Stored records
===

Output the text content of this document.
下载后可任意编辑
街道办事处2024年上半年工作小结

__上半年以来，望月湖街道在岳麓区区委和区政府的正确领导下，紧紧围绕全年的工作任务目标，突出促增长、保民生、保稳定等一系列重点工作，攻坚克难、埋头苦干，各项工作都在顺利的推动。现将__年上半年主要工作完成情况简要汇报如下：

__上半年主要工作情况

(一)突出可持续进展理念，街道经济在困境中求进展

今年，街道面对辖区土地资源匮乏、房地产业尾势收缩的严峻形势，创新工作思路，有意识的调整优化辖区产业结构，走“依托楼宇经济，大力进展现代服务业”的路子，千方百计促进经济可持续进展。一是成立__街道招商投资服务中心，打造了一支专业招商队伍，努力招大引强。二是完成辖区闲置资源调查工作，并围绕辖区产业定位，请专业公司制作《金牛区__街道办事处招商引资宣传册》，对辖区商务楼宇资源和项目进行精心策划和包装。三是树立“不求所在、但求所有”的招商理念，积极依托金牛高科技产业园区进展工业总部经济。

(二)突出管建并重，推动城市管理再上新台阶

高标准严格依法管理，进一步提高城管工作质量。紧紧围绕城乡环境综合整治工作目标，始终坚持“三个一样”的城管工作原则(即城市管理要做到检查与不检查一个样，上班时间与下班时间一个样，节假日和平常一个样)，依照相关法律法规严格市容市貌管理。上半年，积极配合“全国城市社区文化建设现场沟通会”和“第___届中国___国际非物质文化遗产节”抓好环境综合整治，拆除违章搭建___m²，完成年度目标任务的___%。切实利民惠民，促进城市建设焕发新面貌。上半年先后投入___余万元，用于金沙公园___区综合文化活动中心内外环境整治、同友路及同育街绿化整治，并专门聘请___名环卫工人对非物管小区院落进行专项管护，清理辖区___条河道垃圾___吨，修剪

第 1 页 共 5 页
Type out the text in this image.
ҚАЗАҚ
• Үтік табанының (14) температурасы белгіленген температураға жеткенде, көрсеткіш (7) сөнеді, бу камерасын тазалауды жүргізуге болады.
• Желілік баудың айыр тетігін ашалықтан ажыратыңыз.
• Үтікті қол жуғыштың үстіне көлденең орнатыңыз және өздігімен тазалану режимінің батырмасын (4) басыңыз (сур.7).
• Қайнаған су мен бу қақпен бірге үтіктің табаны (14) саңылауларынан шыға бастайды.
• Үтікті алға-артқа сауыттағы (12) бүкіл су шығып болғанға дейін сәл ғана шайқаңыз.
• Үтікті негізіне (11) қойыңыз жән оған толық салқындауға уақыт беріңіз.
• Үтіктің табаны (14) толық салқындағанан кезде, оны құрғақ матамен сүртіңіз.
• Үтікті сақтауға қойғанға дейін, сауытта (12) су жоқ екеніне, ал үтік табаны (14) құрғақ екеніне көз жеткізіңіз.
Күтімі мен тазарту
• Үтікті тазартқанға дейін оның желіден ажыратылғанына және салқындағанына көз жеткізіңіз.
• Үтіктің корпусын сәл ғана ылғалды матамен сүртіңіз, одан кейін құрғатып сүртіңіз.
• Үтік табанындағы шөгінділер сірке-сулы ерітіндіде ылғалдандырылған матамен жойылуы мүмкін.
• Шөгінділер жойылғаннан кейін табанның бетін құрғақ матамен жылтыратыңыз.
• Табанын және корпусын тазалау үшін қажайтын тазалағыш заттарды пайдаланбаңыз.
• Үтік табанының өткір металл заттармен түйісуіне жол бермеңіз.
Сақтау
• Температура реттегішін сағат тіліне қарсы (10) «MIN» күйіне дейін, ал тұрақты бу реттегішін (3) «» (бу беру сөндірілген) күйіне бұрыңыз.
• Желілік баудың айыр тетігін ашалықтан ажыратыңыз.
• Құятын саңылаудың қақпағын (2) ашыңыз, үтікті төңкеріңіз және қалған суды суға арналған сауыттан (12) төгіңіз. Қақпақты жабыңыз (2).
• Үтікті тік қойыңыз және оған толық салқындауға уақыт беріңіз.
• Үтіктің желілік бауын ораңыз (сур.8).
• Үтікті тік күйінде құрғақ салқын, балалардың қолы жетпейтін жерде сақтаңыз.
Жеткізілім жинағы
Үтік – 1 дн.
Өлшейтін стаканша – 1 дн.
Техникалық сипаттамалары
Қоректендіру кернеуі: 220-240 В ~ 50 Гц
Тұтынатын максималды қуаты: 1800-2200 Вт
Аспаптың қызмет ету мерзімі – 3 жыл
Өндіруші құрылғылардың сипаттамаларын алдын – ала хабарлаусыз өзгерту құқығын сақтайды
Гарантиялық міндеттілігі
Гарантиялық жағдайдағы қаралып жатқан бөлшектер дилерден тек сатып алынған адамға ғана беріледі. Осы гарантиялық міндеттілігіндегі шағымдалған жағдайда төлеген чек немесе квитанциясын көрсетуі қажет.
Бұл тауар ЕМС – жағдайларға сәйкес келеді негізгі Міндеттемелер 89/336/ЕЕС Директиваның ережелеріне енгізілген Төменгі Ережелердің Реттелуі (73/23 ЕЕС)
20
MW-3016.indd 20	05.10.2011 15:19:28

===

Copy every line from the entries that contains the word "табанының".

■ RESULT OF THIS TASK
• Үтік табанының (14) температурасы белгіленген температураға жеткенде, көрсеткіш (7) сөнеді, бу камерасын тазалауды жүргізуге болады.
• Үтік табанының өткір металл заттармен түйісуіне жол бермеңіз.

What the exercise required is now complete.